◆ PROBLEM DESCRIPTION
Isolate every line in the records below with "costura" in it.

◆ INPUT DATA
......

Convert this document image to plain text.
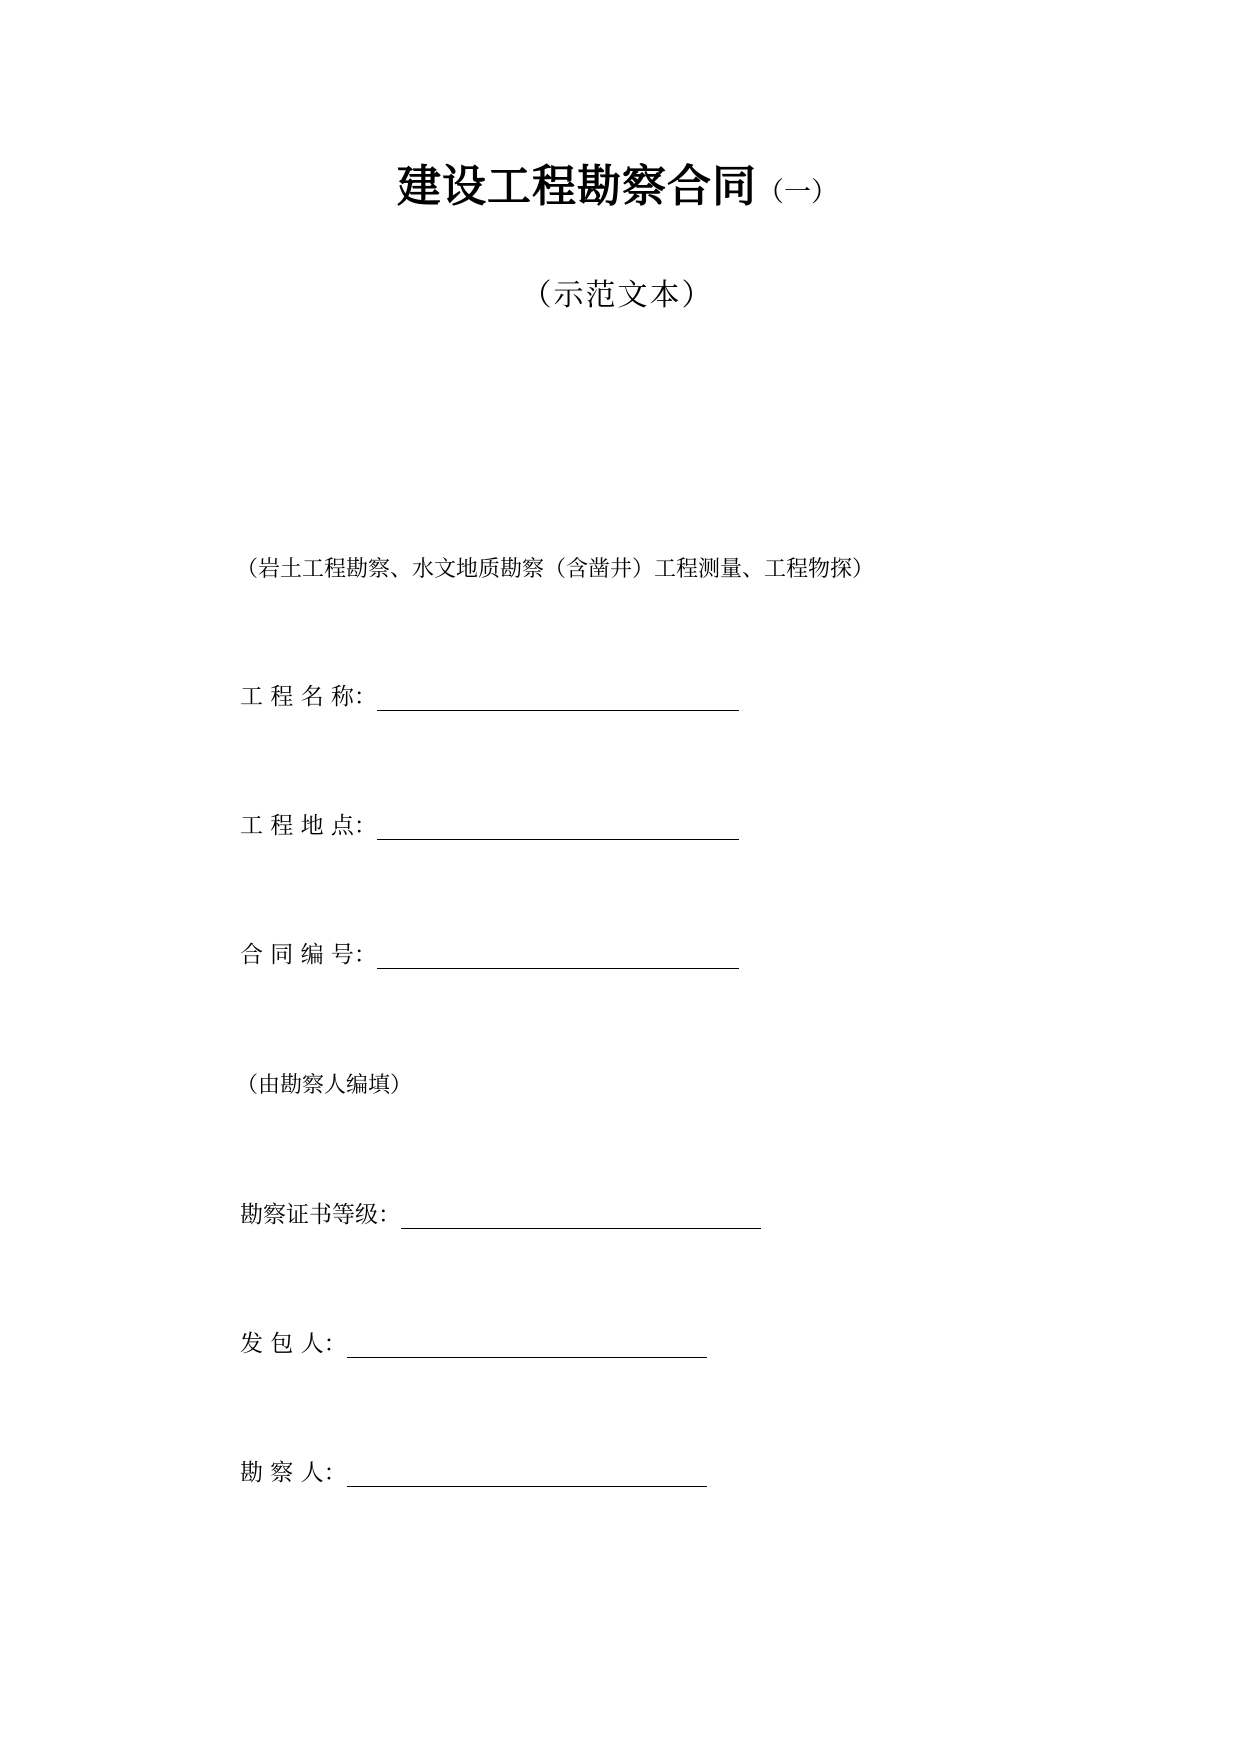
建设工程勘察合同（一）
（示范文本）
（岩土工程勘察、水文地质勘察（含凿井）工程测量、工程物探）
工 程 名 称：
工 程 地 点：
合 同 编 号：
（由勘察人编填）
勘察证书等级：
发 包 人：
勘 察 人：
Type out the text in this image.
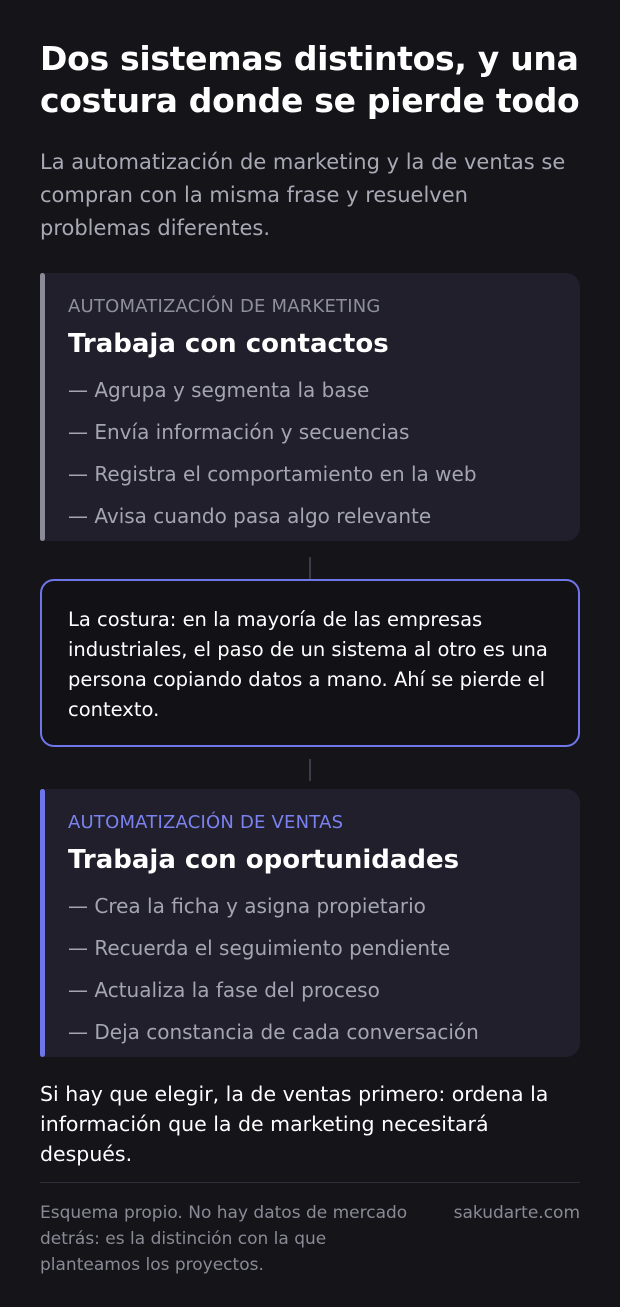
Dos sistemas distintos, y una costura donde se pierde todo

La automatización de marketing y la de ventas se compran con la misma frase y resuelven problemas diferentes.

AUTOMATIZACIÓN DE MARKETING
Trabaja con contactos
— Agrupa y segmenta la base
— Envía información y secuencias
— Registra el comportamiento en la web
— Avisa cuando pasa algo relevante

La costura: en la mayoría de las empresas industriales, el paso de un sistema al otro es una persona copiando datos a mano. Ahí se pierde el contexto.

AUTOMATIZACIÓN DE VENTAS
Trabaja con oportunidades
— Crea la ficha y asigna propietario
— Recuerda el seguimiento pendiente
— Actualiza la fase del proceso
— Deja constancia de cada conversación

Si hay que elegir, la de ventas primero: ordena la información que la de marketing necesitará después.

Esquema propio. No hay datos de mercado detrás: es la distinción con la que planteamos los proyectos.

sakudarte.com
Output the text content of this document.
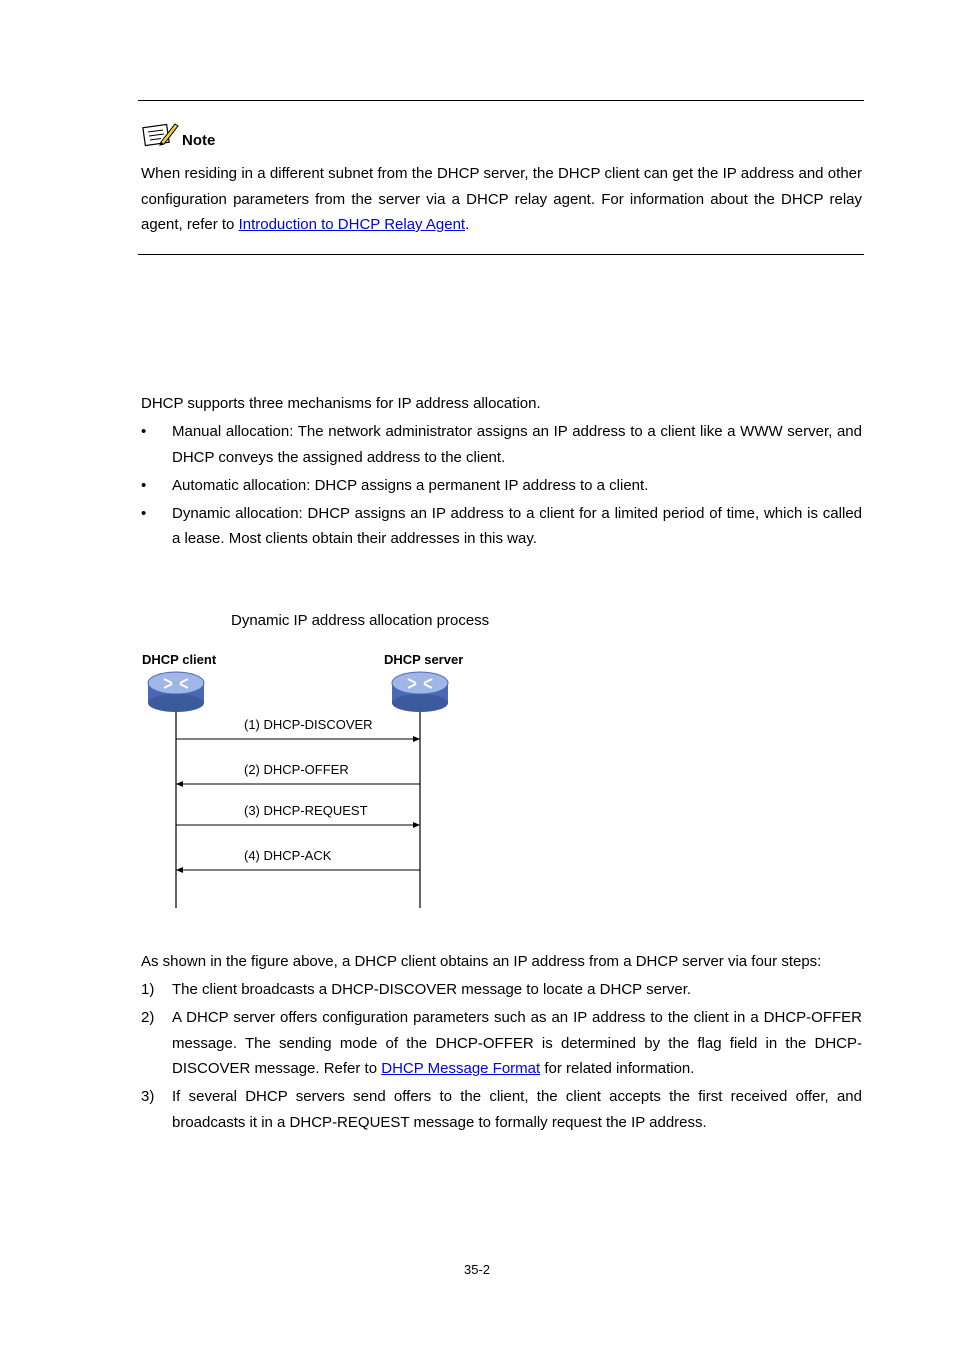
Note

When residing in a different subnet from the DHCP server, the DHCP client can get the IP address and other configuration parameters from the server via a DHCP relay agent. For information about the DHCP relay agent, refer to Introduction to DHCP Relay Agent.

DHCP supports three mechanisms for IP address allocation.

•	Manual allocation: The network administrator assigns an IP address to a client like a WWW server, and DHCP conveys the assigned address to the client.
•	Automatic allocation: DHCP assigns a permanent IP address to a client.
•	Dynamic allocation: DHCP assigns an IP address to a client for a limited period of time, which is called a lease. Most clients obtain their addresses in this way.
Dynamic IP address allocation process
DHCP client	DHCP server
(1) DHCP-DISCOVER
(2) DHCP-OFFER
(3) DHCP-REQUEST
(4) DHCP-ACK

As shown in the figure above, a DHCP client obtains an IP address from a DHCP server via four steps:

1) The client broadcasts a DHCP-DISCOVER message to locate a DHCP server.
2) A DHCP server offers configuration parameters such as an IP address to the client in a DHCP-OFFER message. The sending mode of the DHCP-OFFER is determined by the flag field in the DHCP-DISCOVER message. Refer to DHCP Message Format for related information.
3) If several DHCP servers send offers to the client, the client accepts the first received offer, and broadcasts it in a DHCP-REQUEST message to formally request the IP address.
35-2
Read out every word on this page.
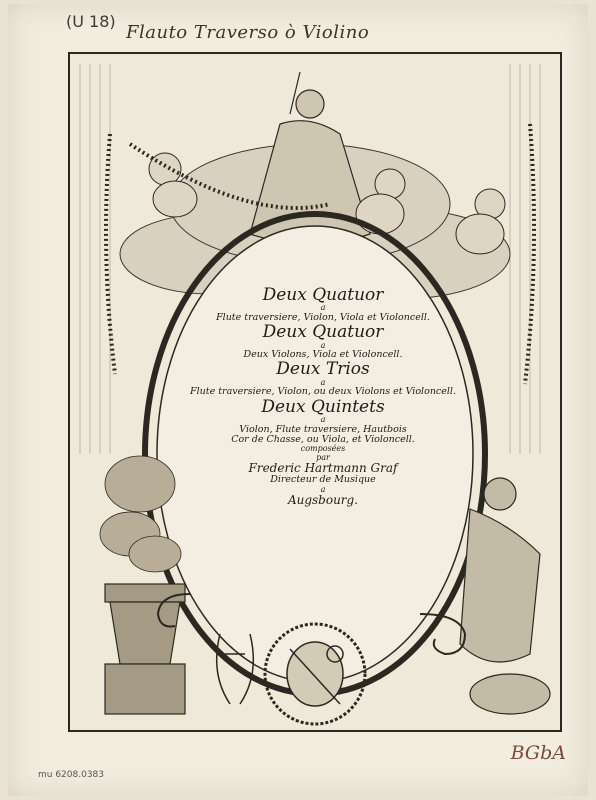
(U 18)
Flauto Traverso ò Violino
Deux Quatuor
a
Flute traversiere, Violon, Viola et Violoncell.
Deux Quatuor
a
Deux Violons, Viola et Violoncell.
Deux Trios
a
Flute traversiere, Violon, ou deux Violons et Violoncell.
Deux Quintets
a
Violon, Flute traversiere, Hautbois
Cor de Chasse, ou Viola, et Violoncell.
composées
par
Frederic Hartmann Graf
Directeur de Musique
a
Augsbourg.
mu 6208.0383
BGbA
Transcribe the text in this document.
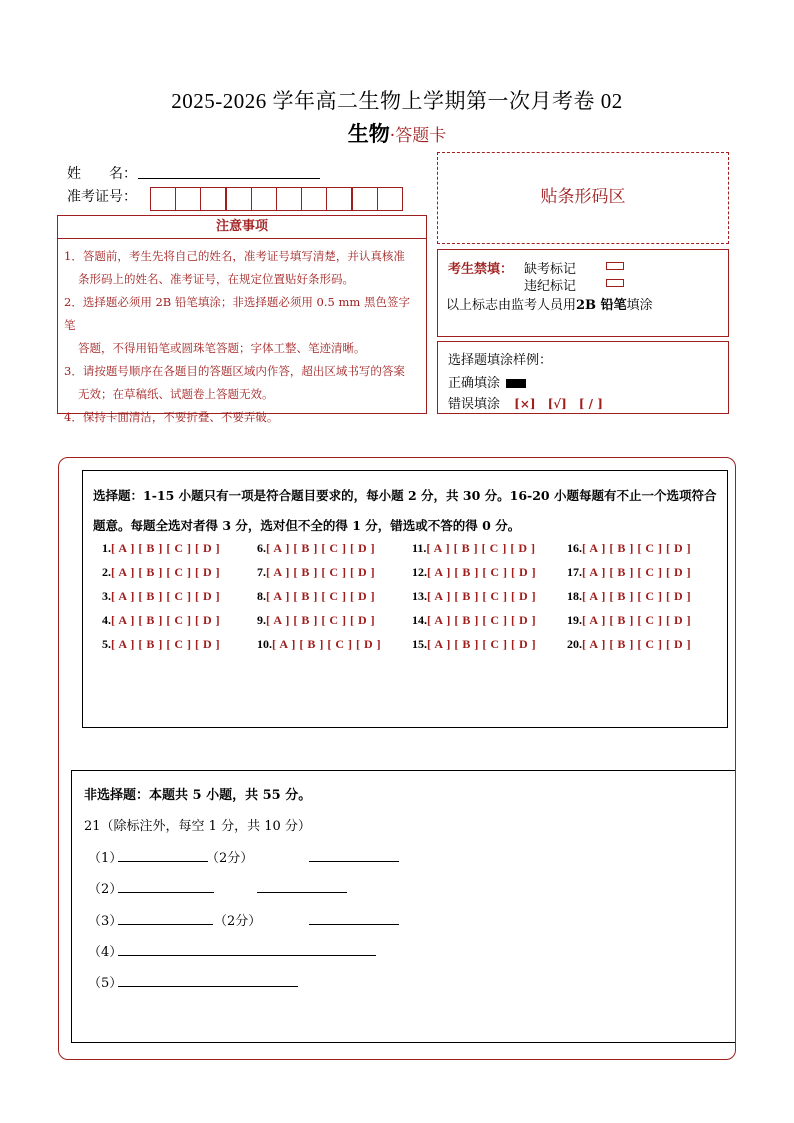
2025-2026 学年高二生物上学期第一次月考卷 02
生物·答题卡
姓　　名：
准考证号：
注意事项

1．答题前，考生先将自己的姓名，准考证号填写清楚，并认真核准

条形码上的姓名、准考证号，在规定位置贴好条形码。

2．选择题必须用 2B 铅笔填涂；非选择题必须用 0.5 mm 黑色签字笔

答题，不得用铅笔或圆珠笔答题；字体工整、笔迹清晰。

3．请按题号顺序在各题目的答题区域内作答，超出区域书写的答案

无效；在草稿纸、试题卷上答题无效。

4．保持卡面清洁，不要折叠、不要弄破。

贴条形码区
考生禁填： 缺考标记
违纪标记
以上标志由监考人员用2B 铅笔填涂
选择题填涂样例：
正确填涂
错误填涂 [×]　[√]　[ / ]
选择题：1-15 小题只有一项是符合题目要求的，每小题 2 分，共 30 分。16-20 小题每题有不止一个选项符合题意。每题全选对者得 3 分，选对但不全的得 1 分，错选或不答的得 0 分。
1.[ A ] [ B ] [ C ] [ D ]
2.[ A ] [ B ] [ C ] [ D ]
3.[ A ] [ B ] [ C ] [ D ]
4.[ A ] [ B ] [ C ] [ D ]
5.[ A ] [ B ] [ C ] [ D ]
6.[ A ] [ B ] [ C ] [ D ]
7.[ A ] [ B ] [ C ] [ D ]
8.[ A ] [ B ] [ C ] [ D ]
9.[ A ] [ B ] [ C ] [ D ]
10.[ A ] [ B ] [ C ] [ D ]
11.[ A ] [ B ] [ C ] [ D ]
12.[ A ] [ B ] [ C ] [ D ]
13.[ A ] [ B ] [ C ] [ D ]
14.[ A ] [ B ] [ C ] [ D ]
15.[ A ] [ B ] [ C ] [ D ]
16.[ A ] [ B ] [ C ] [ D ]
17.[ A ] [ B ] [ C ] [ D ]
18.[ A ] [ B ] [ C ] [ D ]
19.[ A ] [ B ] [ C ] [ D ]
20.[ A ] [ B ] [ C ] [ D ]
非选择题：本题共 5 小题，共 55 分。
21（除标注外，每空 1 分，共 10 分）
（1）	（2分）
（2）
（3）	（2分）
（4）
（5）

......

◆ ANSWER TO THE PROBLEM
Dos sistemas distintos, y una costura donde se pierde todo
La costura: en la mayoría de las empresas industriales, el paso de un sistema al otro es una persona copiando datos a mano. Ahí se pierde el contexto.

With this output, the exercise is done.